### [PAGE TEXT]
I feel the stress of the system on my child, too. Danny is in a classroom

with a wonderful teacher. But they don't know him like I do. Danny has been

having melt-downs at the end of the school day lately. When I went to pick

him up(too bad to ride the cab), he had a larger melt down. The behavioral

person at the school and I managed to restrain him(he is strong for 8).

The problem was that when I restrain him at home(thank goodness I haven't had

to in over a year), I have learned to provide the security without the

attention. In other words, I hold him so he won't hurt either of us and I

hold him just firm enough to be uncomfortable, so he won't want the

restraint. Then I occasionally say " When you are finished let me know and I

will let go on part of you at a time. " It has always worked.

When she was restraining with me, she kept talking soothingly to him,

causing him to react all the more. Finally she picked up my cue and stopped.

She also commented that they need to be careful what they say to him because

he takes off with it. That is, they have been talking to him about anger

control and giving him lots of " neat " books about anger and frustration.

Well guess what Danny's new focus is? Anger and frustration. They just

didn''t and don't seem to realize that he becomes obsessed with something

that has caused a strong emotion--postive or negative. If something caused

everyone to get in an uproar and created a melt-down for him, unless they

" deprogram " him somehow, he will likely repeat it the next time the same

event occurs or even worse at the same time of day the next day.

### [WORK TO COMPLETE]
From the account about Danny, could you write out the passage between "that has caused" and "the next day.", inclusive?

### [DATASET SECTION]
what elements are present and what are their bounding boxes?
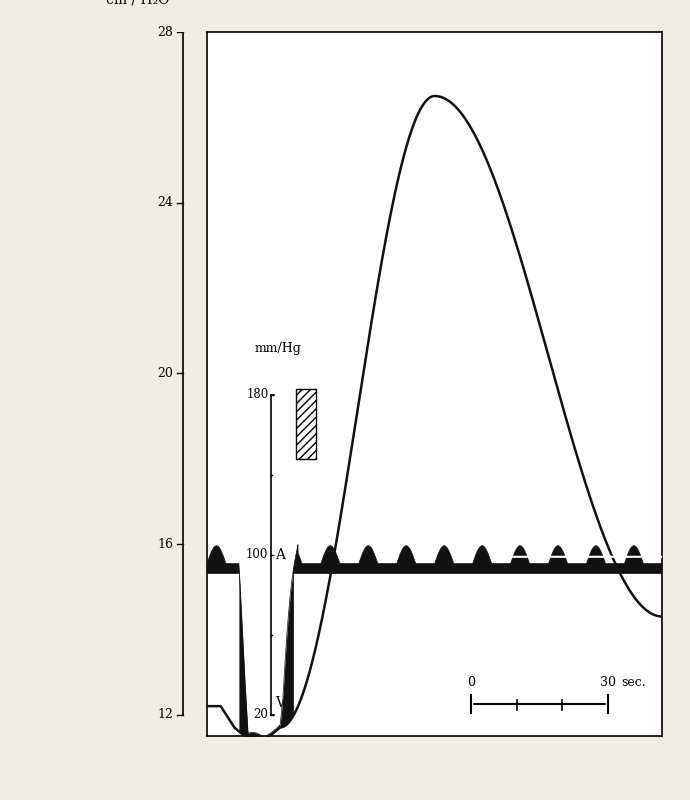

### [OUTPUT FOR THIS TASK]
that has caused a strong emotion--postive or negative. If something caused

everyone to get in an uproar and created a melt-down for him, unless they

" deprogram " him somehow, he will likely repeat it the next time the same

event occurs or even worse at the same time of day the next day.